DIRECTIONS FOR THIS TASK
List all lines of the data that include the string "方式和方法的结合".

:: DATA RECORDS ::

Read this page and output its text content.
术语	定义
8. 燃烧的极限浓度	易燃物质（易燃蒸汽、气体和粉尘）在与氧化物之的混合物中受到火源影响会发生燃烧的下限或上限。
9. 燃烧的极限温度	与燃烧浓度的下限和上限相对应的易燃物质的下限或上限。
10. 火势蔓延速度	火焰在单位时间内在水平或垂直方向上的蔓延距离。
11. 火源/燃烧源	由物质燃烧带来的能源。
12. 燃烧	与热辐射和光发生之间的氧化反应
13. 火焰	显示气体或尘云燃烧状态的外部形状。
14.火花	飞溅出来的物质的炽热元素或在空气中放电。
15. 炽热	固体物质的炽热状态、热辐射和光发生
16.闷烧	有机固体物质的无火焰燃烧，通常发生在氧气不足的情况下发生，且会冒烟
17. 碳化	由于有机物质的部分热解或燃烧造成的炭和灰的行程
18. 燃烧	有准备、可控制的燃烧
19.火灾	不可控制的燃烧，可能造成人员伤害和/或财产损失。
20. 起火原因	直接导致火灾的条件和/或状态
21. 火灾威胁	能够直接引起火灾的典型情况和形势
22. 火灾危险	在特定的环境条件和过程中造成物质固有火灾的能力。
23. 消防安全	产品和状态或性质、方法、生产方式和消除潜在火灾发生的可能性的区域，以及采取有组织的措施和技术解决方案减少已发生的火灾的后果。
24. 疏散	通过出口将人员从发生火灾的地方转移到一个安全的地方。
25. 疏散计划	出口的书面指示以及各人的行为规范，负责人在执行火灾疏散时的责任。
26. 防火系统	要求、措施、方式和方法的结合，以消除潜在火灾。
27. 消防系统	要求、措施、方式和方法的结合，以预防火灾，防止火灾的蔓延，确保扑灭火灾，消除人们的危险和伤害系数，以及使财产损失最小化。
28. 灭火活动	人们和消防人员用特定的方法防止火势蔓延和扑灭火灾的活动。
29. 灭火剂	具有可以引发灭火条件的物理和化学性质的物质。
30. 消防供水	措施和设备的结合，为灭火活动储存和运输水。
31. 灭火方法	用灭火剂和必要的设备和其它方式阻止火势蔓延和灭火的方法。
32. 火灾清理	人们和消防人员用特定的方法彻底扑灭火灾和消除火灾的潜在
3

:::

ANSWER FOR THE TASK
26. 防火系统	要求、措施、方式和方法的结合，以消除潜在火灾。
27. 消防系统	要求、措施、方式和方法的结合，以预防火灾，防止火灾的蔓延，确保扑灭火灾，消除人们的危险和伤害系数，以及使财产损失最小化。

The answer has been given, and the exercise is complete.